▸ **REQUIREMENT**:
Say the number of lines containing the string "false", and say nothing else.

(Part of a data file)
****
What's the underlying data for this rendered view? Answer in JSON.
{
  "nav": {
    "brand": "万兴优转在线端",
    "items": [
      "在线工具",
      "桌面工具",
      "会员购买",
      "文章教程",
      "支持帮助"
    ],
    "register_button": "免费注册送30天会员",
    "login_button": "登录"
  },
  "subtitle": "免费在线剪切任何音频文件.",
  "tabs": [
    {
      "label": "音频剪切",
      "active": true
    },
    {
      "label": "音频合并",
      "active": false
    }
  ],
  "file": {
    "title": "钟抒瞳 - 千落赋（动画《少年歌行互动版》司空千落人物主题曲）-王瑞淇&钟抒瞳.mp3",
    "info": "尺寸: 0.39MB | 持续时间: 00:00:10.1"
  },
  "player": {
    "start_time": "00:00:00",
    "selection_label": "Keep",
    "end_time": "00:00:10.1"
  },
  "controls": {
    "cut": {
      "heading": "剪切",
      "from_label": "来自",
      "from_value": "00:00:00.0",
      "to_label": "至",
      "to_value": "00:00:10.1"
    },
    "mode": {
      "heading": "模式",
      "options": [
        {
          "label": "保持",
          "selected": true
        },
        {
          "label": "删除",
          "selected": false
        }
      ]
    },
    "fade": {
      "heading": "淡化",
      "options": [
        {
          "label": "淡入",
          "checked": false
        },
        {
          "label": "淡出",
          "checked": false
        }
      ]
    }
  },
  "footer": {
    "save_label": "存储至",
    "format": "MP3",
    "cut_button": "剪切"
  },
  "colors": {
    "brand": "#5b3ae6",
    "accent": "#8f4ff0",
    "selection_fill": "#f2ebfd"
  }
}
****
▸ **RESULT OF THIS EXERCISE**:
4